(Records from a collection)
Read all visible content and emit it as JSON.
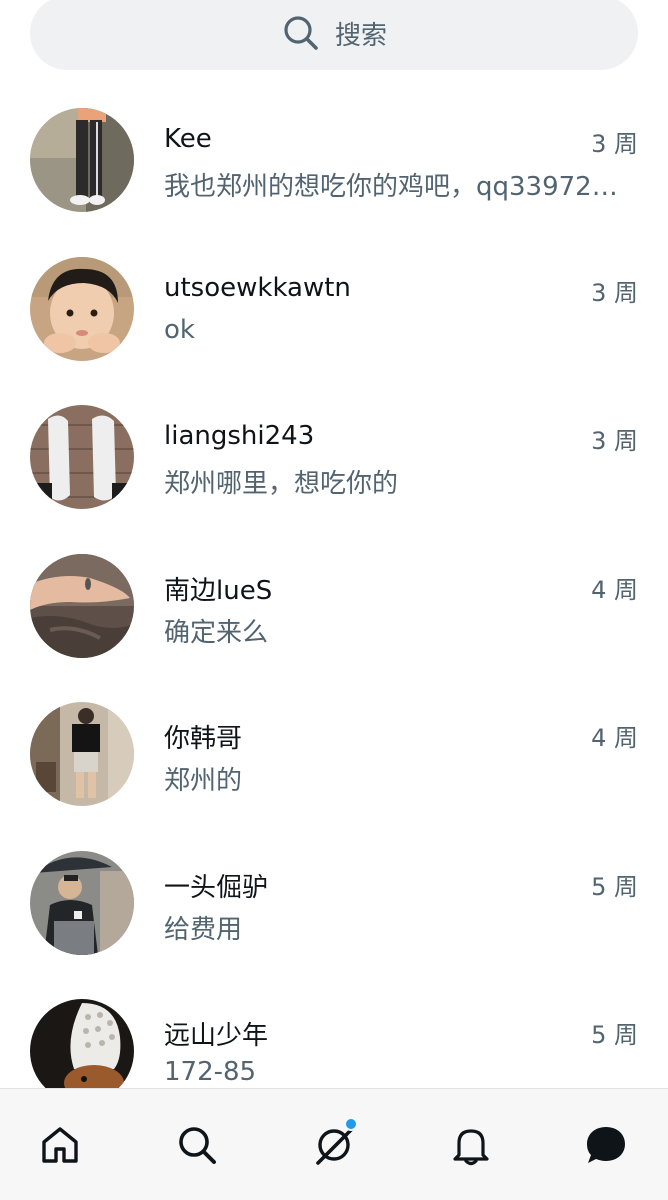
{
  "search": {
    "placeholder": "搜索",
    "icon": "search-icon"
  },
  "conversations": [
    {
      "name": "Kee",
      "time": "3 周",
      "preview": "我也郑州的想吃你的鸡吧，qq33972…",
      "avatar": "avatar-legs-photo"
    },
    {
      "name": "utsoewkkawtn",
      "time": "3 周",
      "preview": "ok",
      "avatar": "avatar-child-photo"
    },
    {
      "name": "liangshi243",
      "time": "3 周",
      "preview": "郑州哪里，想吃你的",
      "avatar": "avatar-sneakers-photo"
    },
    {
      "name": "南边lueS",
      "time": "4 周",
      "preview": "确定来么",
      "avatar": "avatar-hand-photo"
    },
    {
      "name": "你韩哥",
      "time": "4 周",
      "preview": "郑州的",
      "avatar": "avatar-mirror-selfie-photo"
    },
    {
      "name": "一头倔驴",
      "time": "5 周",
      "preview": "给费用",
      "avatar": "avatar-umbrella-photo"
    },
    {
      "name": "远山少年",
      "time": "5 周",
      "preview": "172-85",
      "avatar": "avatar-croc-shoe-photo"
    }
  ],
  "tabbar": {
    "items": [
      "home-icon",
      "search-icon",
      "grok-icon",
      "notifications-icon",
      "messages-icon"
    ],
    "active": "messages-icon",
    "badge_on": "grok-icon"
  },
  "colors": {
    "accent": "#1d9bf0",
    "secondary_text": "#536471",
    "primary_text": "#0f1419",
    "search_bg": "#eff1f3"
  }
}
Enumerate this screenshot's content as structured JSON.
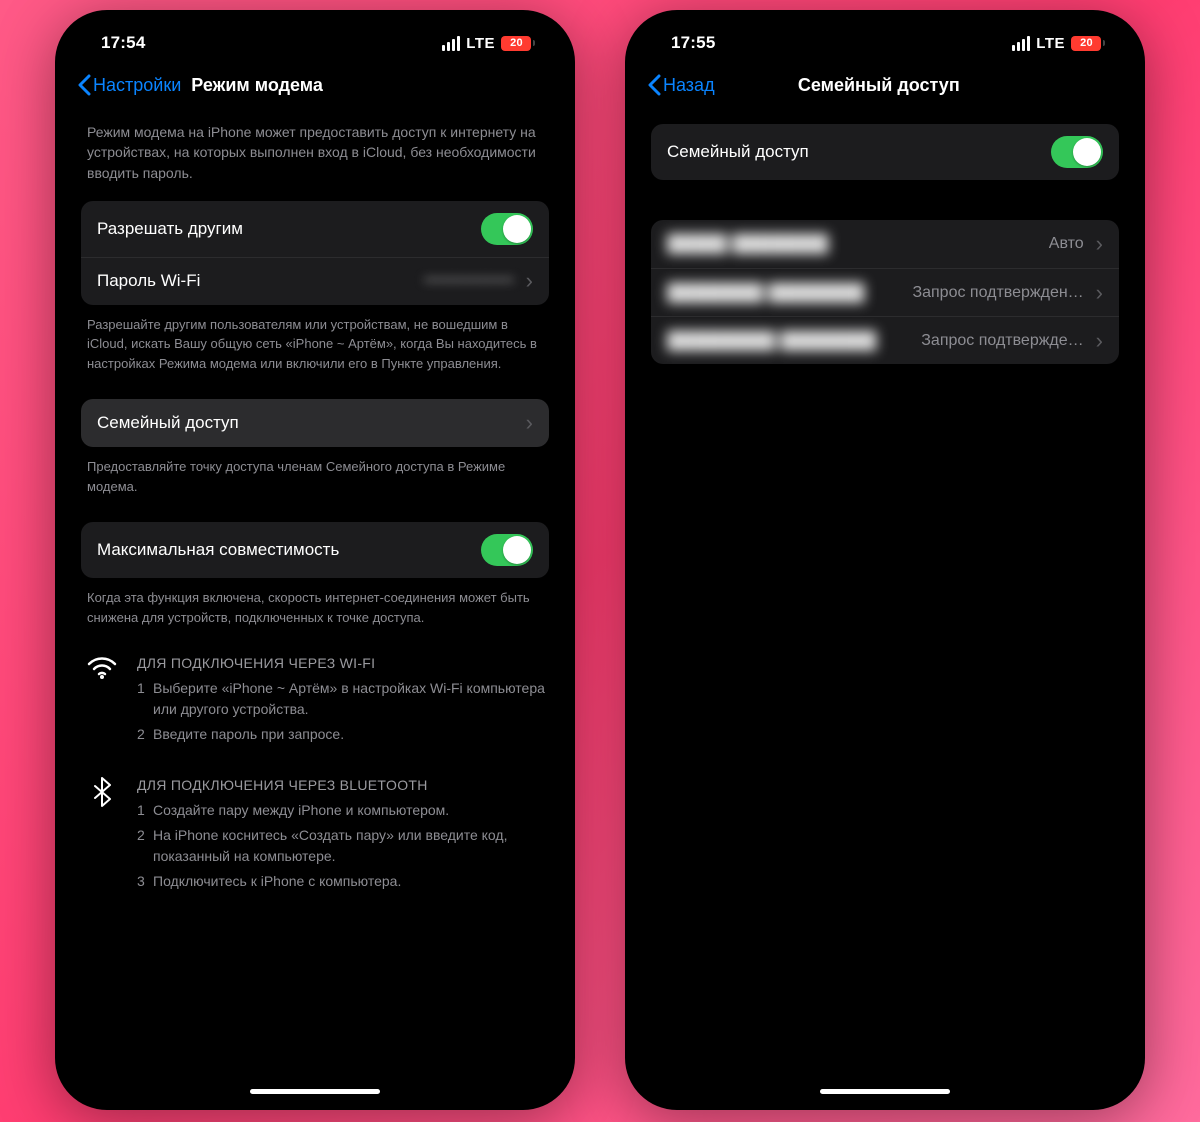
{
  "left": {
    "status": {
      "time": "17:54",
      "net": "LTE",
      "battery": "20"
    },
    "nav": {
      "back": "Настройки",
      "title": "Режим модема"
    },
    "intro": "Режим модема на iPhone может предоставить доступ к интернету на устройствах, на которых выполнен вход в iCloud, без необходимости вводить пароль.",
    "allow_others": "Разрешать другим",
    "wifi_password_label": "Пароль Wi-Fi",
    "wifi_password_value": "••••••••••••••••",
    "allow_footer": "Разрешайте другим пользователям или устройствам, не вошедшим в iCloud, искать Вашу общую сеть «iPhone ~ Артём», когда Вы находитесь в настройках Режима модема или включили его в Пункте управления.",
    "family_label": "Семейный доступ",
    "family_footer": "Предоставляйте точку доступа членам Семейного доступа в Режиме модема.",
    "compat_label": "Максимальная совместимость",
    "compat_footer": "Когда эта функция включена, скорость интернет-соединения может быть снижена для устройств, подключенных к точке доступа.",
    "wifi_instr": {
      "head": "ДЛЯ ПОДКЛЮЧЕНИЯ ЧЕРЕЗ WI-FI",
      "steps": [
        "Выберите «iPhone ~ Артём» в настройках Wi-Fi компьютера или другого устройства.",
        "Введите пароль при запросе."
      ]
    },
    "bt_instr": {
      "head": "ДЛЯ ПОДКЛЮЧЕНИЯ ЧЕРЕЗ BLUETOOTH",
      "steps": [
        "Создайте пару между iPhone и компьютером.",
        "На iPhone коснитесь «Создать пару» или введите код, показанный на компьютере.",
        "Подключитесь к iPhone с компьютера."
      ]
    }
  },
  "right": {
    "status": {
      "time": "17:55",
      "net": "LTE",
      "battery": "20"
    },
    "nav": {
      "back": "Назад",
      "title": "Семейный доступ"
    },
    "family_toggle_label": "Семейный доступ",
    "members": [
      {
        "name": "█████ ████████",
        "value": "Авто"
      },
      {
        "name": "████████ ████████",
        "value": "Запрос подтвержден…"
      },
      {
        "name": "█████████ ████████",
        "value": "Запрос подтвержде…"
      }
    ]
  }
}
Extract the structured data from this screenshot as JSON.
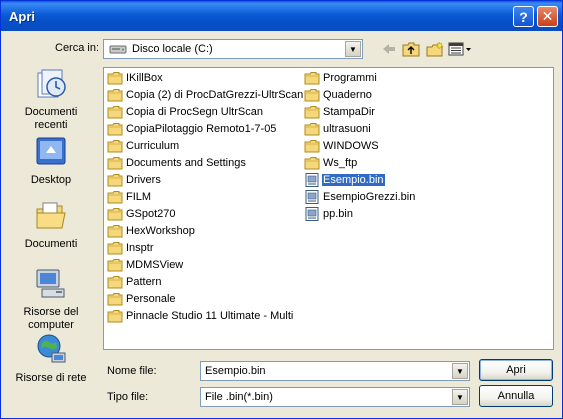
{
  "window": {
    "title": "Apri",
    "help_glyph": "?",
    "close_glyph": "✕"
  },
  "lookin": {
    "label": "Cerca in:",
    "value": "Disco locale (C:)"
  },
  "toolbar": {
    "icons": [
      "back-icon",
      "up-folder-icon",
      "new-folder-icon",
      "view-menu-icon"
    ]
  },
  "places": [
    {
      "label": "Documenti recenti",
      "icon": "recent-documents-icon"
    },
    {
      "label": "Desktop",
      "icon": "desktop-icon"
    },
    {
      "label": "Documenti",
      "icon": "my-documents-icon"
    },
    {
      "label": "Risorse del computer",
      "icon": "my-computer-icon"
    },
    {
      "label": "Risorse di rete",
      "icon": "network-icon"
    }
  ],
  "files_col1": [
    "IKillBox",
    "Copia (2) di ProcDatGrezzi-UltrScan",
    "Copia di ProcSegn UltrScan",
    "CopiaPilotaggio Remoto1-7-05",
    "Curriculum",
    "Documents and Settings",
    "Drivers",
    "FILM",
    "GSpot270",
    "HexWorkshop",
    "Insptr",
    "MDMSView",
    "Pattern",
    "Personale",
    "Pinnacle Studio 11 Ultimate - Multi"
  ],
  "files_col2": [
    {
      "name": "Programmi",
      "type": "folder"
    },
    {
      "name": "Quaderno",
      "type": "folder"
    },
    {
      "name": "StampaDir",
      "type": "folder"
    },
    {
      "name": "ultrasuoni",
      "type": "folder"
    },
    {
      "name": "WINDOWS",
      "type": "folder"
    },
    {
      "name": "Ws_ftp",
      "type": "folder"
    },
    {
      "name": "Esempio.bin",
      "type": "file",
      "selected": true
    },
    {
      "name": "EsempioGrezzi.bin",
      "type": "file"
    },
    {
      "name": "pp.bin",
      "type": "file"
    }
  ],
  "filename": {
    "label": "Nome file:",
    "value": "Esempio.bin"
  },
  "filetype": {
    "label": "Tipo file:",
    "value": "File .bin(*.bin)"
  },
  "buttons": {
    "open": "Apri",
    "cancel": "Annulla"
  },
  "colors": {
    "titlebar": "#0b5bd6",
    "selection": "#316ac5",
    "dialog_bg": "#ece9d8",
    "folder": "#f5d77c"
  }
}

> [WHAT TO WORK ON]: Transcribe the material exactly, keeping every word and none of the pictures.

> [OUTPUT OF THE EXERCISE]:
Read all visible content and emit it as JSON.
{
  "search": {
    "placeholder": "搜索",
    "icon": "search-icon"
  },
  "conversations": [
    {
      "name": "Kee",
      "time": "3 周",
      "preview": "我也郑州的想吃你的鸡吧，qq33972…",
      "avatar": "avatar-legs-photo"
    },
    {
      "name": "utsoewkkawtn",
      "time": "3 周",
      "preview": "ok",
      "avatar": "avatar-child-photo"
    },
    {
      "name": "liangshi243",
      "time": "3 周",
      "preview": "郑州哪里，想吃你的",
      "avatar": "avatar-sneakers-photo"
    },
    {
      "name": "南边lueS",
      "time": "4 周",
      "preview": "确定来么",
      "avatar": "avatar-hand-photo"
    },
    {
      "name": "你韩哥",
      "time": "4 周",
      "preview": "郑州的",
      "avatar": "avatar-mirror-selfie-photo"
    },
    {
      "name": "一头倔驴",
      "time": "5 周",
      "preview": "给费用",
      "avatar": "avatar-umbrella-photo"
    },
    {
      "name": "远山少年",
      "time": "5 周",
      "preview": "172-85",
      "avatar": "avatar-croc-shoe-photo"
    }
  ],
  "tabbar": {
    "items": [
      "home-icon",
      "search-icon",
      "grok-icon",
      "notifications-icon",
      "messages-icon"
    ],
    "active": "messages-icon",
    "badge_on": "grok-icon"
  },
  "colors": {
    "accent": "#1d9bf0",
    "secondary_text": "#536471",
    "primary_text": "#0f1419",
    "search_bg": "#eff1f3"
  }
}
Enumerate this screenshot's content as structured JSON.
{
  "left": {
    "status": {
      "time": "17:54",
      "net": "LTE",
      "battery": "20"
    },
    "nav": {
      "back": "Настройки",
      "title": "Режим модема"
    },
    "intro": "Режим модема на iPhone может предоставить доступ к интернету на устройствах, на которых выполнен вход в iCloud, без необходимости вводить пароль.",
    "allow_others": "Разрешать другим",
    "wifi_password_label": "Пароль Wi-Fi",
    "wifi_password_value": "••••••••••••••••",
    "allow_footer": "Разрешайте другим пользователям или устройствам, не вошедшим в iCloud, искать Вашу общую сеть «iPhone ~ Артём», когда Вы находитесь в настройках Режима модема или включили его в Пункте управления.",
    "family_label": "Семейный доступ",
    "family_footer": "Предоставляйте точку доступа членам Семейного доступа в Режиме модема.",
    "compat_label": "Максимальная совместимость",
    "compat_footer": "Когда эта функция включена, скорость интернет-соединения может быть снижена для устройств, подключенных к точке доступа.",
    "wifi_instr": {
      "head": "ДЛЯ ПОДКЛЮЧЕНИЯ ЧЕРЕЗ WI-FI",
      "steps": [
        "Выберите «iPhone ~ Артём» в настройках Wi-Fi компьютера или другого устройства.",
        "Введите пароль при запросе."
      ]
    },
    "bt_instr": {
      "head": "ДЛЯ ПОДКЛЮЧЕНИЯ ЧЕРЕЗ BLUETOOTH",
      "steps": [
        "Создайте пару между iPhone и компьютером.",
        "На iPhone коснитесь «Создать пару» или введите код, показанный на компьютере.",
        "Подключитесь к iPhone с компьютера."
      ]
    }
  },
  "right": {
    "status": {
      "time": "17:55",
      "net": "LTE",
      "battery": "20"
    },
    "nav": {
      "back": "Назад",
      "title": "Семейный доступ"
    },
    "family_toggle_label": "Семейный доступ",
    "members": [
      {
        "name": "█████ ████████",
        "value": "Авто"
      },
      {
        "name": "████████ ████████",
        "value": "Запрос подтвержден…"
      },
      {
        "name": "█████████ ████████",
        "value": "Запрос подтвержде…"
      }
    ]
  }
}
Extract the structured data from this screenshot as JSON.
{
  "window": {
    "title": "Apri",
    "help_glyph": "?",
    "close_glyph": "✕"
  },
  "lookin": {
    "label": "Cerca in:",
    "value": "Disco locale (C:)"
  },
  "toolbar": {
    "icons": [
      "back-icon",
      "up-folder-icon",
      "new-folder-icon",
      "view-menu-icon"
    ]
  },
  "places": [
    {
      "label": "Documenti recenti",
      "icon": "recent-documents-icon"
    },
    {
      "label": "Desktop",
      "icon": "desktop-icon"
    },
    {
      "label": "Documenti",
      "icon": "my-documents-icon"
    },
    {
      "label": "Risorse del computer",
      "icon": "my-computer-icon"
    },
    {
      "label": "Risorse di rete",
      "icon": "network-icon"
    }
  ],
  "files_col1": [
    "IKillBox",
    "Copia (2) di ProcDatGrezzi-UltrScan",
    "Copia di ProcSegn UltrScan",
    "CopiaPilotaggio Remoto1-7-05",
    "Curriculum",
    "Documents and Settings",
    "Drivers",
    "FILM",
    "GSpot270",
    "HexWorkshop",
    "Insptr",
    "MDMSView",
    "Pattern",
    "Personale",
    "Pinnacle Studio 11 Ultimate - Multi"
  ],
  "files_col2": [
    {
      "name": "Programmi",
      "type": "folder"
    },
    {
      "name": "Quaderno",
      "type": "folder"
    },
    {
      "name": "StampaDir",
      "type": "folder"
    },
    {
      "name": "ultrasuoni",
      "type": "folder"
    },
    {
      "name": "WINDOWS",
      "type": "folder"
    },
    {
      "name": "Ws_ftp",
      "type": "folder"
    },
    {
      "name": "Esempio.bin",
      "type": "file",
      "selected": true
    },
    {
      "name": "EsempioGrezzi.bin",
      "type": "file"
    },
    {
      "name": "pp.bin",
      "type": "file"
    }
  ],
  "filename": {
    "label": "Nome file:",
    "value": "Esempio.bin"
  },
  "filetype": {
    "label": "Tipo file:",
    "value": "File .bin(*.bin)"
  },
  "buttons": {
    "open": "Apri",
    "cancel": "Annulla"
  },
  "colors": {
    "titlebar": "#0b5bd6",
    "selection": "#316ac5",
    "dialog_bg": "#ece9d8",
    "folder": "#f5d77c"
  }
}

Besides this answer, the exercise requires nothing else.